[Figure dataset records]

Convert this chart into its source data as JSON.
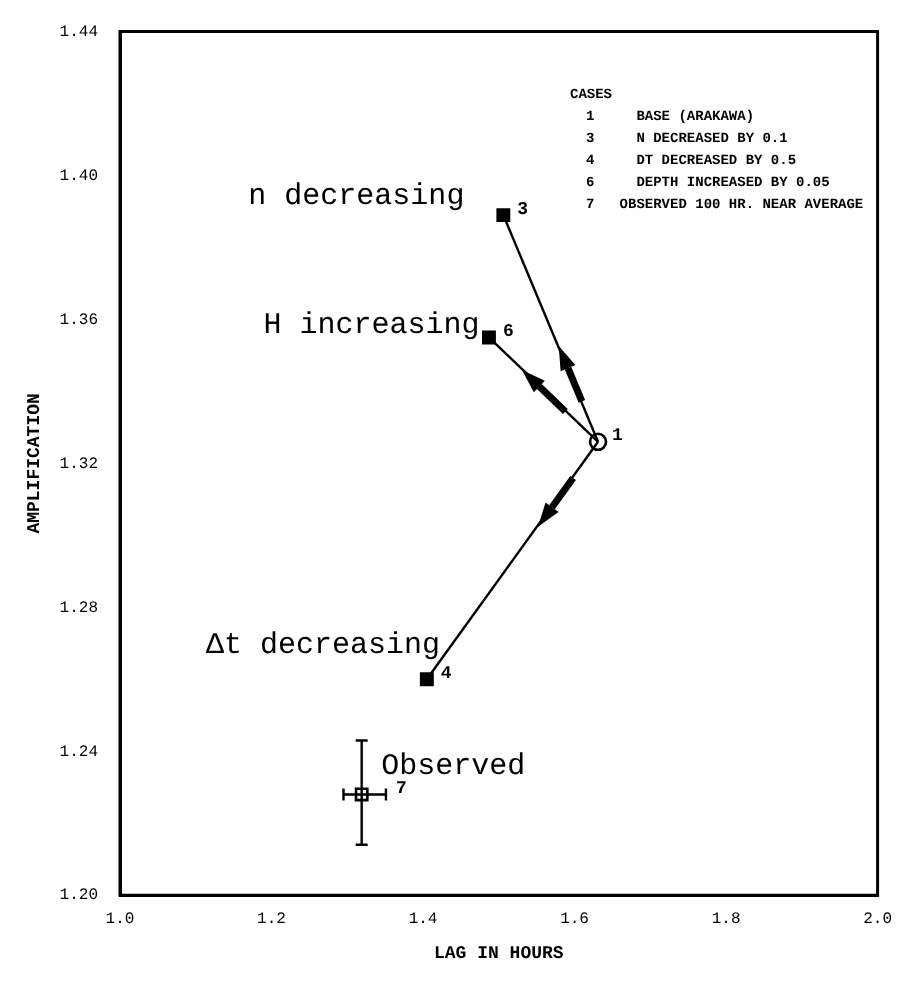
{
  "chart_data": {
    "type": "scatter",
    "xlabel": "LAG IN HOURS",
    "ylabel": "AMPLIFICATION",
    "xlim": [
      1.0,
      2.0
    ],
    "xticks": [
      {
        "value": 1.0,
        "label": "1.0"
      },
      {
        "value": 1.2,
        "label": "1.2"
      },
      {
        "value": 1.4,
        "label": "1.4"
      },
      {
        "value": 1.6,
        "label": "1.6"
      },
      {
        "value": 1.8,
        "label": "1.8"
      },
      {
        "value": 2.0,
        "label": "2.0"
      }
    ],
    "ylim": [
      1.2,
      1.44
    ],
    "yticks": [
      {
        "value": 1.2,
        "label": "1.20"
      },
      {
        "value": 1.24,
        "label": "1.24"
      },
      {
        "value": 1.28,
        "label": "1.28"
      },
      {
        "value": 1.32,
        "label": "1.32"
      },
      {
        "value": 1.36,
        "label": "1.36"
      },
      {
        "value": 1.4,
        "label": "1.40"
      },
      {
        "value": 1.44,
        "label": "1.44"
      }
    ],
    "grid": false,
    "legend": false,
    "series": [
      {
        "type": "line",
        "color": "#000000",
        "x": [
          1.631,
          1.506
        ],
        "values": [
          1.326,
          1.389
        ],
        "marker": "none"
      },
      {
        "type": "line",
        "color": "#000000",
        "x": [
          1.631,
          1.487
        ],
        "values": [
          1.326,
          1.355
        ],
        "marker": "none"
      },
      {
        "type": "line",
        "color": "#000000",
        "x": [
          1.631,
          1.405
        ],
        "values": [
          1.326,
          1.26
        ],
        "marker": "none"
      },
      {
        "type": "scatter",
        "name": "1",
        "color": "#000000",
        "x": [
          1.631
        ],
        "values": [
          1.326
        ],
        "marker": "circle"
      },
      {
        "type": "scatter",
        "name": "3",
        "color": "#000000",
        "x": [
          1.506
        ],
        "values": [
          1.389
        ],
        "marker": "square"
      },
      {
        "type": "scatter",
        "name": "6",
        "color": "#000000",
        "x": [
          1.487
        ],
        "values": [
          1.355
        ],
        "marker": "square"
      },
      {
        "type": "scatter",
        "name": "4",
        "color": "#000000",
        "x": [
          1.405
        ],
        "values": [
          1.26
        ],
        "marker": "square"
      },
      {
        "type": "scatter",
        "name": "7",
        "color": "#000000",
        "x": [
          1.319
        ],
        "values": [
          1.228
        ],
        "marker": "square",
        "errors": [
          [
            1.214,
            1.243
          ]
        ],
        "xerrors": [
          [
            1.295,
            1.351
          ]
        ]
      }
    ],
    "annotations": [
      "n decreasing",
      "H increasing",
      "Δt decreasing",
      "Observed",
      "CASES",
      "1     BASE (ARAKAWA)",
      "3     N DECREASED BY 0.1",
      "4     DT DECREASED BY 0.5",
      "6     DEPTH INCREASED BY 0.05",
      "7   OBSERVED 100 HR. NEAR AVERAGE"
    ]
  }
}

Problem requirements | Reproduce the whole listing exactly, but not the images in it.

Result |
Convert this chart into its source data as JSON.
{
  "chart_data": {
    "type": "scatter",
    "xlabel": "LAG IN HOURS",
    "ylabel": "AMPLIFICATION",
    "xlim": [
      1.0,
      2.0
    ],
    "xticks": [
      {
        "value": 1.0,
        "label": "1.0"
      },
      {
        "value": 1.2,
        "label": "1.2"
      },
      {
        "value": 1.4,
        "label": "1.4"
      },
      {
        "value": 1.6,
        "label": "1.6"
      },
      {
        "value": 1.8,
        "label": "1.8"
      },
      {
        "value": 2.0,
        "label": "2.0"
      }
    ],
    "ylim": [
      1.2,
      1.44
    ],
    "yticks": [
      {
        "value": 1.2,
        "label": "1.20"
      },
      {
        "value": 1.24,
        "label": "1.24"
      },
      {
        "value": 1.28,
        "label": "1.28"
      },
      {
        "value": 1.32,
        "label": "1.32"
      },
      {
        "value": 1.36,
        "label": "1.36"
      },
      {
        "value": 1.4,
        "label": "1.40"
      },
      {
        "value": 1.44,
        "label": "1.44"
      }
    ],
    "grid": false,
    "legend": false,
    "series": [
      {
        "type": "line",
        "color": "#000000",
        "x": [
          1.631,
          1.506
        ],
        "values": [
          1.326,
          1.389
        ],
        "marker": "none"
      },
      {
        "type": "line",
        "color": "#000000",
        "x": [
          1.631,
          1.487
        ],
        "values": [
          1.326,
          1.355
        ],
        "marker": "none"
      },
      {
        "type": "line",
        "color": "#000000",
        "x": [
          1.631,
          1.405
        ],
        "values": [
          1.326,
          1.26
        ],
        "marker": "none"
      },
      {
        "type": "scatter",
        "name": "1",
        "color": "#000000",
        "x": [
          1.631
        ],
        "values": [
          1.326
        ],
        "marker": "circle"
      },
      {
        "type": "scatter",
        "name": "3",
        "color": "#000000",
        "x": [
          1.506
        ],
        "values": [
          1.389
        ],
        "marker": "square"
      },
      {
        "type": "scatter",
        "name": "6",
        "color": "#000000",
        "x": [
          1.487
        ],
        "values": [
          1.355
        ],
        "marker": "square"
      },
      {
        "type": "scatter",
        "name": "4",
        "color": "#000000",
        "x": [
          1.405
        ],
        "values": [
          1.26
        ],
        "marker": "square"
      },
      {
        "type": "scatter",
        "name": "7",
        "color": "#000000",
        "x": [
          1.319
        ],
        "values": [
          1.228
        ],
        "marker": "square",
        "errors": [
          [
            1.214,
            1.243
          ]
        ],
        "xerrors": [
          [
            1.295,
            1.351
          ]
        ]
      }
    ],
    "annotations": [
      "n decreasing",
      "H increasing",
      "Δt decreasing",
      "Observed",
      "CASES",
      "1     BASE (ARAKAWA)",
      "3     N DECREASED BY 0.1",
      "4     DT DECREASED BY 0.5",
      "6     DEPTH INCREASED BY 0.05",
      "7   OBSERVED 100 HR. NEAR AVERAGE"
    ]
  }
}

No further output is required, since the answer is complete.